(The task):
Quote the records below in full, exactly as given, with the images taken out.

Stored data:
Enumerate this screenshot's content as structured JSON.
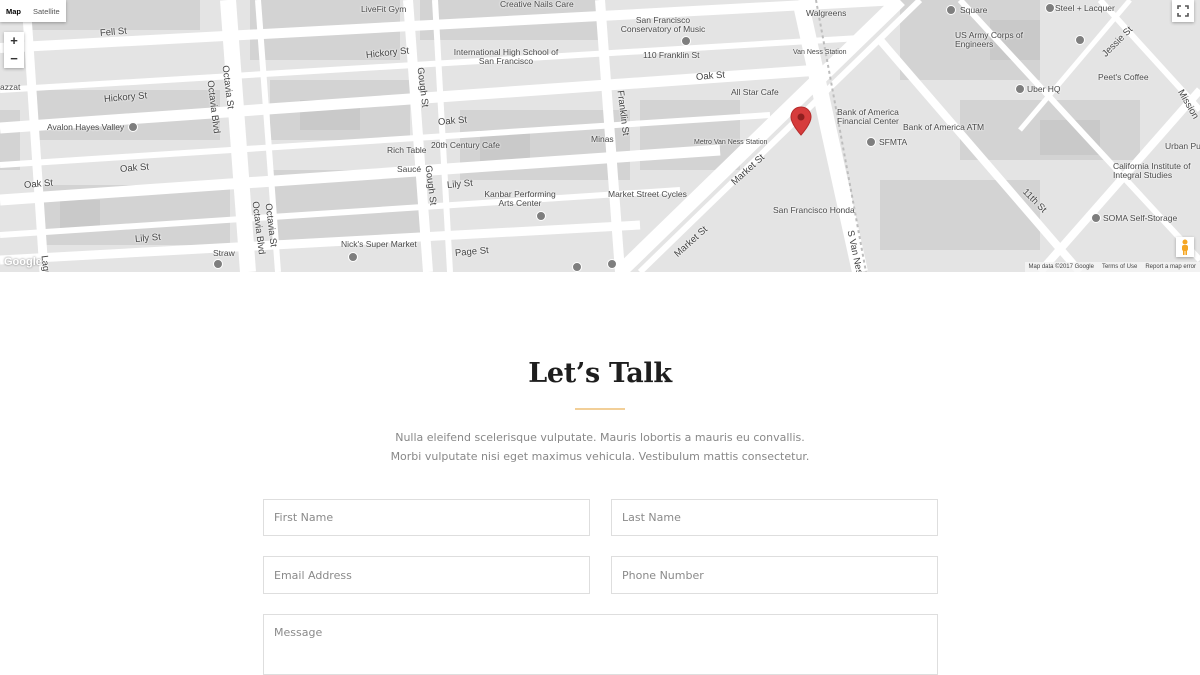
{
  "map": {
    "type_control": {
      "map_label": "Map",
      "satellite_label": "Satellite"
    },
    "zoom": {
      "in_label": "+",
      "out_label": "−"
    },
    "attribution": {
      "logo": "Google",
      "map_data": "Map data ©2017 Google",
      "terms": "Terms of Use",
      "report": "Report a map error"
    },
    "places": [
      "LiveFit Gym",
      "Creative Nails Care",
      "Walgreens",
      "Square",
      "Steel + Lacquer",
      "San Francisco Conservatory of Music",
      "US Army Corps of Engineers",
      "International High School of San Francisco",
      "110 Franklin St",
      "Van Ness Station",
      "Peet's Coffee",
      "Uber HQ",
      "All Star Cafe",
      "Bank of America Financial Center",
      "Bank of America ATM",
      "Avalon Hayes Valley",
      "Rich Table",
      "20th Century Cafe",
      "Minas",
      "Metro Van Ness Station",
      "SFMTA",
      "Urban Pu",
      "Saucé",
      "California Institute of Integral Studies",
      "Kanbar Performing Arts Center",
      "Market Street Cycles",
      "San Francisco Honda",
      "SOMA Self-Storage",
      "Nick's Super Market",
      "Straw",
      "azzat"
    ],
    "streets": [
      "Fell St",
      "Hickory St",
      "Hickory St",
      "Octavia Blvd",
      "Octavia St",
      "Gough St",
      "Oak St",
      "Oak St",
      "Oak St",
      "Oak St",
      "Franklin St",
      "Lily St",
      "Lily St",
      "Page St",
      "Market St",
      "Market St",
      "S Van Ness",
      "11th St",
      "Jessie St",
      "Gough St",
      "Octavia St",
      "Octavia Blvd",
      "Laguna",
      "Mission"
    ]
  },
  "contact": {
    "title": "Let’s Talk",
    "intro": "Nulla eleifend scelerisque vulputate. Mauris lobortis a mauris eu convallis. Morbi vulputate nisi eget maximus vehicula. Vestibulum mattis consectetur.",
    "fields": {
      "first_name": "First Name",
      "last_name": "Last Name",
      "email": "Email Address",
      "phone": "Phone Number",
      "message": "Message"
    }
  },
  "colors": {
    "accent_underline": "#f2cf98",
    "marker": "#d63c3c",
    "heading": "#1e1e1e"
  }
}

(Result of this task):
Enumerate this screenshot's content as structured JSON.
{
  "map": {
    "type_control": {
      "map_label": "Map",
      "satellite_label": "Satellite"
    },
    "zoom": {
      "in_label": "+",
      "out_label": "−"
    },
    "attribution": {
      "logo": "Google",
      "map_data": "Map data ©2017 Google",
      "terms": "Terms of Use",
      "report": "Report a map error"
    },
    "places": [
      "LiveFit Gym",
      "Creative Nails Care",
      "Walgreens",
      "Square",
      "Steel + Lacquer",
      "San Francisco Conservatory of Music",
      "US Army Corps of Engineers",
      "International High School of San Francisco",
      "110 Franklin St",
      "Van Ness Station",
      "Peet's Coffee",
      "Uber HQ",
      "All Star Cafe",
      "Bank of America Financial Center",
      "Bank of America ATM",
      "Avalon Hayes Valley",
      "Rich Table",
      "20th Century Cafe",
      "Minas",
      "Metro Van Ness Station",
      "SFMTA",
      "Urban Pu",
      "Saucé",
      "California Institute of Integral Studies",
      "Kanbar Performing Arts Center",
      "Market Street Cycles",
      "San Francisco Honda",
      "SOMA Self-Storage",
      "Nick's Super Market",
      "Straw",
      "azzat"
    ],
    "streets": [
      "Fell St",
      "Hickory St",
      "Hickory St",
      "Octavia Blvd",
      "Octavia St",
      "Gough St",
      "Oak St",
      "Oak St",
      "Oak St",
      "Oak St",
      "Franklin St",
      "Lily St",
      "Lily St",
      "Page St",
      "Market St",
      "Market St",
      "S Van Ness",
      "11th St",
      "Jessie St",
      "Gough St",
      "Octavia St",
      "Octavia Blvd",
      "Laguna",
      "Mission"
    ]
  },
  "contact": {
    "title": "Let’s Talk",
    "intro": "Nulla eleifend scelerisque vulputate. Mauris lobortis a mauris eu convallis. Morbi vulputate nisi eget maximus vehicula. Vestibulum mattis consectetur.",
    "fields": {
      "first_name": "First Name",
      "last_name": "Last Name",
      "email": "Email Address",
      "phone": "Phone Number",
      "message": "Message"
    }
  },
  "colors": {
    "accent_underline": "#f2cf98",
    "marker": "#d63c3c",
    "heading": "#1e1e1e"
  }
}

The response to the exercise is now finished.